■ **The problem**: Output the data below in full, byte for byte. Nothing may differ.

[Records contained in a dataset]
## START

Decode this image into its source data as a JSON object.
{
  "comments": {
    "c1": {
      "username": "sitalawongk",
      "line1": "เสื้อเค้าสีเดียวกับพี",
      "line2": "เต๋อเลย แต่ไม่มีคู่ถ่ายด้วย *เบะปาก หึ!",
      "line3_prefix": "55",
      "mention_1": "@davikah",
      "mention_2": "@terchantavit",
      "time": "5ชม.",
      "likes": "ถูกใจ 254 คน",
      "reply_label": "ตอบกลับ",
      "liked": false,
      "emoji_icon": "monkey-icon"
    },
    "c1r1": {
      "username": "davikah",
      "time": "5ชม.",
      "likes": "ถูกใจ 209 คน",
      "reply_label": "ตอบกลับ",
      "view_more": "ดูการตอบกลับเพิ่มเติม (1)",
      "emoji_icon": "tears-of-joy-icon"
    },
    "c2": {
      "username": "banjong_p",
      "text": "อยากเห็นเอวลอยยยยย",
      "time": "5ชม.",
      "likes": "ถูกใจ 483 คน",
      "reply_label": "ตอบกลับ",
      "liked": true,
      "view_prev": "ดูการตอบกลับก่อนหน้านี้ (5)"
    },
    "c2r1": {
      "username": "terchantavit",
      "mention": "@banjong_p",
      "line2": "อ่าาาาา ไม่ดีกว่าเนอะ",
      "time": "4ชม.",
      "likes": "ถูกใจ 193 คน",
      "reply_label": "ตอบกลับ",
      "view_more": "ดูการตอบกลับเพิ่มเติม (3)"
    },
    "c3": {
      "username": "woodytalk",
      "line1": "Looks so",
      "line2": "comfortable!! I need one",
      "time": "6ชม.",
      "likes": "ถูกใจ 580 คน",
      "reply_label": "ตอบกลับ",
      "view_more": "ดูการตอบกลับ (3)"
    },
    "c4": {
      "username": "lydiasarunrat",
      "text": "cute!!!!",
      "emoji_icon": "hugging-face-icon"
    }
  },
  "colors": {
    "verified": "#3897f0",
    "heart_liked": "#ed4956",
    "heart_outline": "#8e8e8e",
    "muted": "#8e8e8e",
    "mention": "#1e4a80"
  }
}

## END

■ **The output**:
Decode this image into its source data as a JSON object.
{
  "comments": {
    "c1": {
      "username": "sitalawongk",
      "line1": "เสื้อเค้าสีเดียวกับพี",
      "line2": "เต๋อเลย แต่ไม่มีคู่ถ่ายด้วย *เบะปาก หึ!",
      "line3_prefix": "55",
      "mention_1": "@davikah",
      "mention_2": "@terchantavit",
      "time": "5ชม.",
      "likes": "ถูกใจ 254 คน",
      "reply_label": "ตอบกลับ",
      "liked": false,
      "emoji_icon": "monkey-icon"
    },
    "c1r1": {
      "username": "davikah",
      "time": "5ชม.",
      "likes": "ถูกใจ 209 คน",
      "reply_label": "ตอบกลับ",
      "view_more": "ดูการตอบกลับเพิ่มเติม (1)",
      "emoji_icon": "tears-of-joy-icon"
    },
    "c2": {
      "username": "banjong_p",
      "text": "อยากเห็นเอวลอยยยยย",
      "time": "5ชม.",
      "likes": "ถูกใจ 483 คน",
      "reply_label": "ตอบกลับ",
      "liked": true,
      "view_prev": "ดูการตอบกลับก่อนหน้านี้ (5)"
    },
    "c2r1": {
      "username": "terchantavit",
      "mention": "@banjong_p",
      "line2": "อ่าาาาา ไม่ดีกว่าเนอะ",
      "time": "4ชม.",
      "likes": "ถูกใจ 193 คน",
      "reply_label": "ตอบกลับ",
      "view_more": "ดูการตอบกลับเพิ่มเติม (3)"
    },
    "c3": {
      "username": "woodytalk",
      "line1": "Looks so",
      "line2": "comfortable!! I need one",
      "time": "6ชม.",
      "likes": "ถูกใจ 580 คน",
      "reply_label": "ตอบกลับ",
      "view_more": "ดูการตอบกลับ (3)"
    },
    "c4": {
      "username": "lydiasarunrat",
      "text": "cute!!!!",
      "emoji_icon": "hugging-face-icon"
    }
  },
  "colors": {
    "verified": "#3897f0",
    "heart_liked": "#ed4956",
    "heart_outline": "#8e8e8e",
    "muted": "#8e8e8e",
    "mention": "#1e4a80"
  }
}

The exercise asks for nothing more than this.